* Begin PASSAGE PROVIDED *

Enron took its exemption to the bank. Its derivatives business grew enormously over the next few years. Eventually, however, the exemption came up once again for debate. By the end of 1997, derivatives contracts of all kinds represented more than $25 trillion in real assets, and many in Congress — and at the CFTC — wanted to know more about their effects. Brooksley Born, a Clinton appointee who became the head of the CFTC in 1996, called for oversight.
“In late 1997 and early 1998, she said the emperor has no clothes,” says Greenberger. “She said that derivatives are futures contracts and that the CFTC had jurisdiction.”
But once again, Enron carried the day. A handful of legislators, including Sen. Phil Gramm, R-Texas (husband of Wendy Gramm), defeated the forces of regulation, with no small help from the U.S. Treasury Department, the Federal Reserve and the Securities and Exchange Commission. All three government agencies, though headed by Born’s fellow Clinton appointees, scorned her new CFTC proposal. They even issued a rare joint statement declaring, “We have grave concerns about this action and its possible consequences. We seriously question the scope of the CFTC’s jurisdiction in this area.”

* End PASSAGE PROVIDED *

§ WHAT NEEDS TO BE DONE
Set down the passage on Enron's derivatives exemption and the fight over CFTC oversight in full, word for word.

* Begin DATA LINES *

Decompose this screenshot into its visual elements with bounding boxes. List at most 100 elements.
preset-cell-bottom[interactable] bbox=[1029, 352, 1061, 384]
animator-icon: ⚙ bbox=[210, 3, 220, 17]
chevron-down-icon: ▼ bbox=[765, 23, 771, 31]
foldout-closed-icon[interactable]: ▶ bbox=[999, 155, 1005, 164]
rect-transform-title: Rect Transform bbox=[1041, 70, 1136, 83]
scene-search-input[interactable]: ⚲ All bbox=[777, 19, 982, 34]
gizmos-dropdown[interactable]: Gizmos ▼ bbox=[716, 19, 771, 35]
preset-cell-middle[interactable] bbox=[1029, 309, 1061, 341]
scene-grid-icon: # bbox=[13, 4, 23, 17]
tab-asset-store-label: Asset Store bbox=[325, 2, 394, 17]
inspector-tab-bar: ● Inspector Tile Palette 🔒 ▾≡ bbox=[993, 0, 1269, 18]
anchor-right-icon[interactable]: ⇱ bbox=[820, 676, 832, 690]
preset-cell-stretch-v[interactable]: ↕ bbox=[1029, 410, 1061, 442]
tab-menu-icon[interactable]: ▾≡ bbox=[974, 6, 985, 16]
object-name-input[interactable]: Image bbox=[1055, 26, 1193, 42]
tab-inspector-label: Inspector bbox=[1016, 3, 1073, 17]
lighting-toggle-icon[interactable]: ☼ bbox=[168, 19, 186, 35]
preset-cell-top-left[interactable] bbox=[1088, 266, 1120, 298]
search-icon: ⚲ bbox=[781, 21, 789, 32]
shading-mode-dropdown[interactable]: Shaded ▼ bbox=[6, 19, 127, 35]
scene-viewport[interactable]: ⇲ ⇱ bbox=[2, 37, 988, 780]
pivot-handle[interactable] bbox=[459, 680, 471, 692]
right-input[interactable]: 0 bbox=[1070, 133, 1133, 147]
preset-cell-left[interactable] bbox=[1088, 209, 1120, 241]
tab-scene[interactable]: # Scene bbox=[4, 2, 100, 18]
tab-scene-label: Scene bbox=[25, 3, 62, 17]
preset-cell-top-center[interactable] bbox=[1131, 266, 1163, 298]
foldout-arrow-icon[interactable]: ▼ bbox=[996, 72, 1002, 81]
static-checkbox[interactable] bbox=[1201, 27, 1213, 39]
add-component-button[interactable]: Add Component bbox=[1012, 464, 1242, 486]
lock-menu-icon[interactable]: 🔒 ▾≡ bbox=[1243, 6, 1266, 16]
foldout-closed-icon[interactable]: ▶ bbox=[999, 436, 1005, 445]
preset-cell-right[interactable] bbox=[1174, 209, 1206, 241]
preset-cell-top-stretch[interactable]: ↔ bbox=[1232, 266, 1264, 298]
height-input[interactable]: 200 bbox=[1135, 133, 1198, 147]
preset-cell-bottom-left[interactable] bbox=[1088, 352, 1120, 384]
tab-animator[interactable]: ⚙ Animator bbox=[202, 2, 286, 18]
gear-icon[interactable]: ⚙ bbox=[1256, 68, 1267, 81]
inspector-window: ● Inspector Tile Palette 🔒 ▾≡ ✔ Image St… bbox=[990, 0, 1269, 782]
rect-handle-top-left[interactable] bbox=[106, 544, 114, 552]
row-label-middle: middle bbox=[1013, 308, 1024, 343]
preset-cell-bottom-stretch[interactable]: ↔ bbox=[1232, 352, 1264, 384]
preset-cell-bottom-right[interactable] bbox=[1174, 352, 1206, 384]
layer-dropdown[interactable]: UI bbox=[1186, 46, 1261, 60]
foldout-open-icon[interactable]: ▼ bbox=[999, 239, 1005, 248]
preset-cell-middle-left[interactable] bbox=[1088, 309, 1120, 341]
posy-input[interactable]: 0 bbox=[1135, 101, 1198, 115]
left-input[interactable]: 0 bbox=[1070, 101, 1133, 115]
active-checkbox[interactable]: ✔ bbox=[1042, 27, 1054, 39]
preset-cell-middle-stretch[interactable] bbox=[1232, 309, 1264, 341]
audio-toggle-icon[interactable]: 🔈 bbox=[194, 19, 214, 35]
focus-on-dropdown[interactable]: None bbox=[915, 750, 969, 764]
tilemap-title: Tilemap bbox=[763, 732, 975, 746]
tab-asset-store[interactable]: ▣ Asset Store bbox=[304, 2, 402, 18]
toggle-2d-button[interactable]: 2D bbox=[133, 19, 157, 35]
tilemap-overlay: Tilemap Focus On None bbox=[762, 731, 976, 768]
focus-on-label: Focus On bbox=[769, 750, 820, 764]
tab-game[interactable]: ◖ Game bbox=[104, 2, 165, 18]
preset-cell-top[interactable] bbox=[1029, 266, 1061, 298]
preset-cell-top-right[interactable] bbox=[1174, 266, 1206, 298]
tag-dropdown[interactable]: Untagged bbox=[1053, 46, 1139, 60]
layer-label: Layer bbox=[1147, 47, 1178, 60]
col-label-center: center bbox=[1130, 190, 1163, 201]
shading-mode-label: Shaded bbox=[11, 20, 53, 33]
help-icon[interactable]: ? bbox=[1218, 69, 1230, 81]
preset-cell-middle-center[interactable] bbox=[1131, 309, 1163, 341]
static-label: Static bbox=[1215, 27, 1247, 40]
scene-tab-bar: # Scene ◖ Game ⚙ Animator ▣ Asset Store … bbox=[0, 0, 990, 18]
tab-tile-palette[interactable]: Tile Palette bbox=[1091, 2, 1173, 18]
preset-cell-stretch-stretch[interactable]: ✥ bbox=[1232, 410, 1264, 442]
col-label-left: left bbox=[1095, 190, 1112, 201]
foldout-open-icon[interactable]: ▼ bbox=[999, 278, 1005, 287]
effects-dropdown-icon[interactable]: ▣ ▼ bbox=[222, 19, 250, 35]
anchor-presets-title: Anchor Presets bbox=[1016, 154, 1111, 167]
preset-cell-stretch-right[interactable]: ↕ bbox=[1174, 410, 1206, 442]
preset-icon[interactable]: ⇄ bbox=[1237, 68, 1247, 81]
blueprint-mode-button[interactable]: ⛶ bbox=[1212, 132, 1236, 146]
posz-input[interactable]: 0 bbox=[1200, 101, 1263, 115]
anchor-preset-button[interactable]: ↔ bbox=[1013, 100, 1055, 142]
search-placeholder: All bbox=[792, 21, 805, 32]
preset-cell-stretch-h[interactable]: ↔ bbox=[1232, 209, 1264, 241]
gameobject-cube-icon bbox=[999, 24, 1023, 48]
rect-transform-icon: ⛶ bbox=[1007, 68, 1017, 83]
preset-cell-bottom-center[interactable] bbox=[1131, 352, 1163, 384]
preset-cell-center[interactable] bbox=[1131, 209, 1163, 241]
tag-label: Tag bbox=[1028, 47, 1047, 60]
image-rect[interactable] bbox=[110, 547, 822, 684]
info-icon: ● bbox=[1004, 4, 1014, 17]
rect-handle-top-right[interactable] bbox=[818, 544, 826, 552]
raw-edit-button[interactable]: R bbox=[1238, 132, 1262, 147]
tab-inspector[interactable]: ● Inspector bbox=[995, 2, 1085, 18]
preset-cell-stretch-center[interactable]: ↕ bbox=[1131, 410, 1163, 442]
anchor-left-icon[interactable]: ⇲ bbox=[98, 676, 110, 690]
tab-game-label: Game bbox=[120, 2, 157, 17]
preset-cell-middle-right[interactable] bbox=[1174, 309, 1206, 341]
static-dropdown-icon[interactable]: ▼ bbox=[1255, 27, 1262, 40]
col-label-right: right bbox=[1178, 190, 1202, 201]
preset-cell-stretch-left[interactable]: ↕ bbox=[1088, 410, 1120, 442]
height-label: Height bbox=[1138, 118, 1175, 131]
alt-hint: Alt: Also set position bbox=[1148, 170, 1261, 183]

* End DATA LINES *

§ SOLUTION FOR THIS EXERCISE
Enron took its exemption to the bank. Its derivatives business grew enormously over the next few years. Eventually, however, the exemption came up once again for debate. By the end of 1997, derivatives contracts of all kinds represented more than $25 trillion in real assets, and many in Congress — and at the CFTC — wanted to know more about their effects. Brooksley Born, a Clinton appointee who became the head of the CFTC in 1996, called for oversight.
“In late 1997 and early 1998, she said the emperor has no clothes,” says Greenberger. “She said that derivatives are futures contracts and that the CFTC had jurisdiction.”
But once again, Enron carried the day. A handful of legislators, including Sen. Phil Gramm, R-Texas (husband of Wendy Gramm), defeated the forces of regulation, with no small help from the U.S. Treasury Department, the Federal Reserve and the Securities and Exchange Commission. All three government agencies, though headed by Born’s fellow Clinton appointees, scorned her new CFTC proposal. They even issued a rare joint statement declaring, “We have grave concerns about this action and its possible consequences. We seriously question the scope of the CFTC’s jurisdiction in this area.”